(Structured figure records)
---*---
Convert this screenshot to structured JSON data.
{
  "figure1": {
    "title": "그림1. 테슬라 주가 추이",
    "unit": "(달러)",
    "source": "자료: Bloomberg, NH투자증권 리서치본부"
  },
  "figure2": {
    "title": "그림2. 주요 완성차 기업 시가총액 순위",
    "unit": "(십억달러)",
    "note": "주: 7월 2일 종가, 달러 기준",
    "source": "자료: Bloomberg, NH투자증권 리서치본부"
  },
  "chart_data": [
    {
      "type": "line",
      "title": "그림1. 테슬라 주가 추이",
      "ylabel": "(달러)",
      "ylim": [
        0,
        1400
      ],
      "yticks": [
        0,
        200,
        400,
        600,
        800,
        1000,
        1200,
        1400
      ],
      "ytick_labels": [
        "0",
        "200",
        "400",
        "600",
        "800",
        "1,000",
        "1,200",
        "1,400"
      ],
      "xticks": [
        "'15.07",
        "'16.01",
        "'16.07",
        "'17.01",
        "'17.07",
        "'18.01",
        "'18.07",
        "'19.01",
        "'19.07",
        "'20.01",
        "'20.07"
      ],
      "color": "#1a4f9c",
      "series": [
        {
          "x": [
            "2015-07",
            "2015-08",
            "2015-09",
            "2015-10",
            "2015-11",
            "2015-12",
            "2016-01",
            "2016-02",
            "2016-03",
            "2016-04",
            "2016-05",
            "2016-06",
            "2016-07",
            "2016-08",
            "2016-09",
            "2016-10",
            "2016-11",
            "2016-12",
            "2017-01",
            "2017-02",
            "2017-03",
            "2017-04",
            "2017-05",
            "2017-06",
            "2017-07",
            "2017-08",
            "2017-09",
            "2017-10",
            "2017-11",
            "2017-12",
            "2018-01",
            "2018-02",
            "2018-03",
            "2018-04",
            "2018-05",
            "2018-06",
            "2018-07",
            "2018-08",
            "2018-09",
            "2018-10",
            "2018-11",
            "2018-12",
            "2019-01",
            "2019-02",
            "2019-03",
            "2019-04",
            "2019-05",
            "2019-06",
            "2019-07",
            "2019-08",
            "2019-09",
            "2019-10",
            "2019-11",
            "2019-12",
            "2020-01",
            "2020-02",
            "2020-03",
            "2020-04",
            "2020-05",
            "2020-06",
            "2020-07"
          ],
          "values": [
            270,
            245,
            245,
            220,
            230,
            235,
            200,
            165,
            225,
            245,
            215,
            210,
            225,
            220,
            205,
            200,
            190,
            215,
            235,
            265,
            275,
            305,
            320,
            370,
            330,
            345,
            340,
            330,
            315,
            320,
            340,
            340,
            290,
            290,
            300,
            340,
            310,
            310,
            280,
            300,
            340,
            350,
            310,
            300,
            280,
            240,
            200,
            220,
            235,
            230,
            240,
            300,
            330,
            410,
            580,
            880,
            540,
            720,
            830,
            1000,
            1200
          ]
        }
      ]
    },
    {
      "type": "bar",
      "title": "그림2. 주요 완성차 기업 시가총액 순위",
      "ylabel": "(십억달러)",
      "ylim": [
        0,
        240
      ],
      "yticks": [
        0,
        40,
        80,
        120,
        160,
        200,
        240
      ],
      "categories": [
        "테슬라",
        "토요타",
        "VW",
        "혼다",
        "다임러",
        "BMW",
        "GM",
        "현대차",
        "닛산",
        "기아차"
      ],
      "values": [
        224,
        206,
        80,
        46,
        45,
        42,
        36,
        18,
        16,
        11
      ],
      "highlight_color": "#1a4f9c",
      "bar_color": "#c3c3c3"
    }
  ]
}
---*---
Without leaving anything out, give the entries again exactly.

Convert this screenshot to structured JSON data.
{
  "figure1": {
    "title": "그림1. 테슬라 주가 추이",
    "unit": "(달러)",
    "source": "자료: Bloomberg, NH투자증권 리서치본부"
  },
  "figure2": {
    "title": "그림2. 주요 완성차 기업 시가총액 순위",
    "unit": "(십억달러)",
    "note": "주: 7월 2일 종가, 달러 기준",
    "source": "자료: Bloomberg, NH투자증권 리서치본부"
  },
  "chart_data": [
    {
      "type": "line",
      "title": "그림1. 테슬라 주가 추이",
      "ylabel": "(달러)",
      "ylim": [
        0,
        1400
      ],
      "yticks": [
        0,
        200,
        400,
        600,
        800,
        1000,
        1200,
        1400
      ],
      "ytick_labels": [
        "0",
        "200",
        "400",
        "600",
        "800",
        "1,000",
        "1,200",
        "1,400"
      ],
      "xticks": [
        "'15.07",
        "'16.01",
        "'16.07",
        "'17.01",
        "'17.07",
        "'18.01",
        "'18.07",
        "'19.01",
        "'19.07",
        "'20.01",
        "'20.07"
      ],
      "color": "#1a4f9c",
      "series": [
        {
          "x": [
            "2015-07",
            "2015-08",
            "2015-09",
            "2015-10",
            "2015-11",
            "2015-12",
            "2016-01",
            "2016-02",
            "2016-03",
            "2016-04",
            "2016-05",
            "2016-06",
            "2016-07",
            "2016-08",
            "2016-09",
            "2016-10",
            "2016-11",
            "2016-12",
            "2017-01",
            "2017-02",
            "2017-03",
            "2017-04",
            "2017-05",
            "2017-06",
            "2017-07",
            "2017-08",
            "2017-09",
            "2017-10",
            "2017-11",
            "2017-12",
            "2018-01",
            "2018-02",
            "2018-03",
            "2018-04",
            "2018-05",
            "2018-06",
            "2018-07",
            "2018-08",
            "2018-09",
            "2018-10",
            "2018-11",
            "2018-12",
            "2019-01",
            "2019-02",
            "2019-03",
            "2019-04",
            "2019-05",
            "2019-06",
            "2019-07",
            "2019-08",
            "2019-09",
            "2019-10",
            "2019-11",
            "2019-12",
            "2020-01",
            "2020-02",
            "2020-03",
            "2020-04",
            "2020-05",
            "2020-06",
            "2020-07"
          ],
          "values": [
            270,
            245,
            245,
            220,
            230,
            235,
            200,
            165,
            225,
            245,
            215,
            210,
            225,
            220,
            205,
            200,
            190,
            215,
            235,
            265,
            275,
            305,
            320,
            370,
            330,
            345,
            340,
            330,
            315,
            320,
            340,
            340,
            290,
            290,
            300,
            340,
            310,
            310,
            280,
            300,
            340,
            350,
            310,
            300,
            280,
            240,
            200,
            220,
            235,
            230,
            240,
            300,
            330,
            410,
            580,
            880,
            540,
            720,
            830,
            1000,
            1200
          ]
        }
      ]
    },
    {
      "type": "bar",
      "title": "그림2. 주요 완성차 기업 시가총액 순위",
      "ylabel": "(십억달러)",
      "ylim": [
        0,
        240
      ],
      "yticks": [
        0,
        40,
        80,
        120,
        160,
        200,
        240
      ],
      "categories": [
        "테슬라",
        "토요타",
        "VW",
        "혼다",
        "다임러",
        "BMW",
        "GM",
        "현대차",
        "닛산",
        "기아차"
      ],
      "values": [
        224,
        206,
        80,
        46,
        45,
        42,
        36,
        18,
        16,
        11
      ],
      "highlight_color": "#1a4f9c",
      "bar_color": "#c3c3c3"
    }
  ]
}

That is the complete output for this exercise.